> **Short exercise**
Copy the lines of the material below word for word, from its first line through the line containing "right-rank-box: 15 Childhood", inclusive.

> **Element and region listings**
********
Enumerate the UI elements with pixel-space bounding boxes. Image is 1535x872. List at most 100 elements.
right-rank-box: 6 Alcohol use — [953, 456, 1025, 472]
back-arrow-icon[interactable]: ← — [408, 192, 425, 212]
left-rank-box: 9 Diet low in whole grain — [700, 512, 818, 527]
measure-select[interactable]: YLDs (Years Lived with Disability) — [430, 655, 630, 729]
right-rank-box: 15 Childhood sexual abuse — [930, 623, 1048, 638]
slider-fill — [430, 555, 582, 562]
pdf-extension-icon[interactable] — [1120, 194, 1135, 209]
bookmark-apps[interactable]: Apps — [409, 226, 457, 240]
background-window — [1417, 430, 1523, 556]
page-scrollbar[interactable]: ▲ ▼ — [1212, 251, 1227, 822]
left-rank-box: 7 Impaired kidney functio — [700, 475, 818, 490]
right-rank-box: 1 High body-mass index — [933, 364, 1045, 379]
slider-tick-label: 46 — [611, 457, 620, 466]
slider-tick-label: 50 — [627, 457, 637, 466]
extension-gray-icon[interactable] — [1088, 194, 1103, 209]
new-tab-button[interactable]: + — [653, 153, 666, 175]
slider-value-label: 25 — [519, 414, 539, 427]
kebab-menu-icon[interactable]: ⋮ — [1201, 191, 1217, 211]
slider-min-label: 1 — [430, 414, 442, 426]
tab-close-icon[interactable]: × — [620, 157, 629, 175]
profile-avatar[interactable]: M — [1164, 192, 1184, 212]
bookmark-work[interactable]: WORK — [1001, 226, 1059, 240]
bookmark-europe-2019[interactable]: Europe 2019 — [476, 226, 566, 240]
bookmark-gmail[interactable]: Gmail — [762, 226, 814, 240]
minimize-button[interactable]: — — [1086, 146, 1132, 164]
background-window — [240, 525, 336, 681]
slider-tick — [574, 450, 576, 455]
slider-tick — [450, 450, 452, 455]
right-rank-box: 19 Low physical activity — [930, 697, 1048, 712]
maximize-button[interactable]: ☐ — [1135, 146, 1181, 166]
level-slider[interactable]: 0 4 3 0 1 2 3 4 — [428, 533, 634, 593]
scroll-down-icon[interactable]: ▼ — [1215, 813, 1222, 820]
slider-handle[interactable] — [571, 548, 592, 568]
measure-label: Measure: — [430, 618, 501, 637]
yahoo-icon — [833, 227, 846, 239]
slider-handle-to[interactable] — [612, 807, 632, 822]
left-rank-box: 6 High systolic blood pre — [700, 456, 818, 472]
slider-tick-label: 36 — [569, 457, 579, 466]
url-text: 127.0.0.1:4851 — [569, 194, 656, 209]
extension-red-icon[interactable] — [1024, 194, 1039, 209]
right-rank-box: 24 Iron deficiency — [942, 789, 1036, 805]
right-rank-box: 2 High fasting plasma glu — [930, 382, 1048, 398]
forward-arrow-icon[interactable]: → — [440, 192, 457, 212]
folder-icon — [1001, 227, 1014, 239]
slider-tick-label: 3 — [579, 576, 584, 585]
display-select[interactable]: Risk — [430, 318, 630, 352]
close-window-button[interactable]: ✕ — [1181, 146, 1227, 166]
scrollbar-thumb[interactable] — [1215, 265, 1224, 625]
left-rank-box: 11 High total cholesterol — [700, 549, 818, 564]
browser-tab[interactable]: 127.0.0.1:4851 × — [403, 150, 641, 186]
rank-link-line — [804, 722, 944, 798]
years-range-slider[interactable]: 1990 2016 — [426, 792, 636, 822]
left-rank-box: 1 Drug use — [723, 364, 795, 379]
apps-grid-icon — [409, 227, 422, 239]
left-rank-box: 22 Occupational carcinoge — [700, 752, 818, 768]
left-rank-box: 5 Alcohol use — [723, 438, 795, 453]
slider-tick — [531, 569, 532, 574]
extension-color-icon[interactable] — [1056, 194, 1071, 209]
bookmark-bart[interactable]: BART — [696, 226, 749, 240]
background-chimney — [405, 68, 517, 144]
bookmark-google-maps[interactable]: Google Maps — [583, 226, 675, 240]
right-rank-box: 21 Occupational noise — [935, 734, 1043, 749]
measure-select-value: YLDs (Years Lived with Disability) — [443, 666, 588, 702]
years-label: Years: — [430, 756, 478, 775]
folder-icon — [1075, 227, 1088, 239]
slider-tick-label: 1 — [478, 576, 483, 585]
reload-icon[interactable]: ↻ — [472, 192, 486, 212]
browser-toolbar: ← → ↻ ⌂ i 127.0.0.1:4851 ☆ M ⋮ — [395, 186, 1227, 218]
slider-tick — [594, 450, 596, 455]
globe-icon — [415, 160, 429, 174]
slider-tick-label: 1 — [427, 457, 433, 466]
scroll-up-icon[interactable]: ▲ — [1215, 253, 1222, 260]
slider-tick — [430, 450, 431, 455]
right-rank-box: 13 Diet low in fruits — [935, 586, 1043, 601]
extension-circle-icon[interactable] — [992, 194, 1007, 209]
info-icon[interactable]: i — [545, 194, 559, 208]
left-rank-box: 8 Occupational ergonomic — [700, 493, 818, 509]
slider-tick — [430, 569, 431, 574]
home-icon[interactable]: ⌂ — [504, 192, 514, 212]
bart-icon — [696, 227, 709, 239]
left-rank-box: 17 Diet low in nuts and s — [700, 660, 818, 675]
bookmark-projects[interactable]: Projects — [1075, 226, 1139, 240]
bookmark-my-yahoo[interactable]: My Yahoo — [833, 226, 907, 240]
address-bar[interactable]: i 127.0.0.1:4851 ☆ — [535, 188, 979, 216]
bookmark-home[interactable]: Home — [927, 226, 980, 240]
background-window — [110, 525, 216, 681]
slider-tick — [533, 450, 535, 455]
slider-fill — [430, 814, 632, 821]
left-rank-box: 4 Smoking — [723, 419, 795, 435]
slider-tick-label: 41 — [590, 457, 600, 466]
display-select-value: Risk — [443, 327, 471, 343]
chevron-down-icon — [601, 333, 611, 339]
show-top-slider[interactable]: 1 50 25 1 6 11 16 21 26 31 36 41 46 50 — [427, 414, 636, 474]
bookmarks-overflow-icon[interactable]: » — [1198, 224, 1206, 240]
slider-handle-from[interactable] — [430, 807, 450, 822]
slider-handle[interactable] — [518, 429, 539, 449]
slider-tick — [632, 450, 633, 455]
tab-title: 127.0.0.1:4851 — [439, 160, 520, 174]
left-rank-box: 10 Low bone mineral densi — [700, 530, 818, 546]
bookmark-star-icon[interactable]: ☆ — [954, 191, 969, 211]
********
> **Result of the task**
Enumerate the UI elements with pixel-space bounding boxes. Image is 1535x872. List at most 100 elements.
right-rank-box: 6 Alcohol use — [953, 456, 1025, 472]
back-arrow-icon[interactable]: ← — [408, 192, 425, 212]
left-rank-box: 9 Diet low in whole grain — [700, 512, 818, 527]
measure-select[interactable]: YLDs (Years Lived with Disability) — [430, 655, 630, 729]
right-rank-box: 15 Childhood sexual abuse — [930, 623, 1048, 638]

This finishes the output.